_WHAT THE TASK REQUIRES:_
Set down every entry word for word. Omit the pictures.

Extracted data entries
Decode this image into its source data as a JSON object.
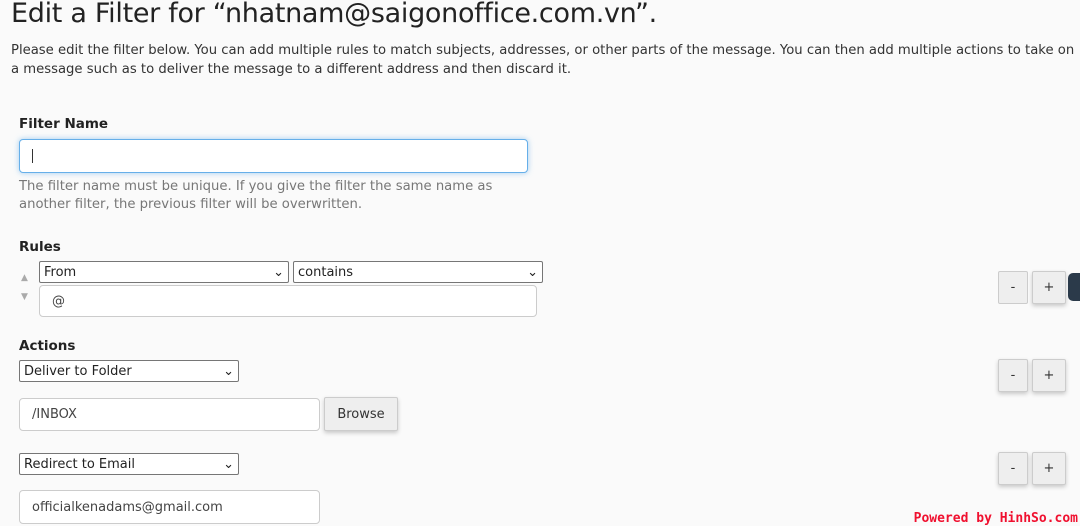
{
  "title": "Edit a Filter for “nhatnam@saigonoffice.com.vn”.",
  "description": "Please edit the filter below. You can add multiple rules to match subjects, addresses, or other parts of the message. You can then add multiple actions to take on a message such as to deliver the message to a different address and then discard it.",
  "filter_name": {
    "label": "Filter Name",
    "value": "",
    "help": "The filter name must be unique. If you give the filter the same name as another filter, the previous filter will be overwritten."
  },
  "rules": {
    "label": "Rules",
    "items": [
      {
        "field": "From",
        "operator": "contains",
        "value": "@"
      }
    ]
  },
  "actions": {
    "label": "Actions",
    "items": [
      {
        "type": "Deliver to Folder",
        "value": "/INBOX",
        "browse": "Browse"
      },
      {
        "type": "Redirect to Email",
        "value": "officialkenadams@gmail.com"
      }
    ]
  },
  "buttons": {
    "remove": "-",
    "add": "+"
  },
  "watermark": "Powered by HinhSo.com"
}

_WRITTEN SOLUTION:_
Decode this image into its source data as a JSON object.
{
  "title": "Edit a Filter for “nhatnam@saigonoffice.com.vn”.",
  "description": "Please edit the filter below. You can add multiple rules to match subjects, addresses, or other parts of the message. You can then add multiple actions to take on a message such as to deliver the message to a different address and then discard it.",
  "filter_name": {
    "label": "Filter Name",
    "value": "",
    "help": "The filter name must be unique. If you give the filter the same name as another filter, the previous filter will be overwritten."
  },
  "rules": {
    "label": "Rules",
    "items": [
      {
        "field": "From",
        "operator": "contains",
        "value": "@"
      }
    ]
  },
  "actions": {
    "label": "Actions",
    "items": [
      {
        "type": "Deliver to Folder",
        "value": "/INBOX",
        "browse": "Browse"
      },
      {
        "type": "Redirect to Email",
        "value": "officialkenadams@gmail.com"
      }
    ]
  },
  "buttons": {
    "remove": "-",
    "add": "+"
  },
  "watermark": "Powered by HinhSo.com"
}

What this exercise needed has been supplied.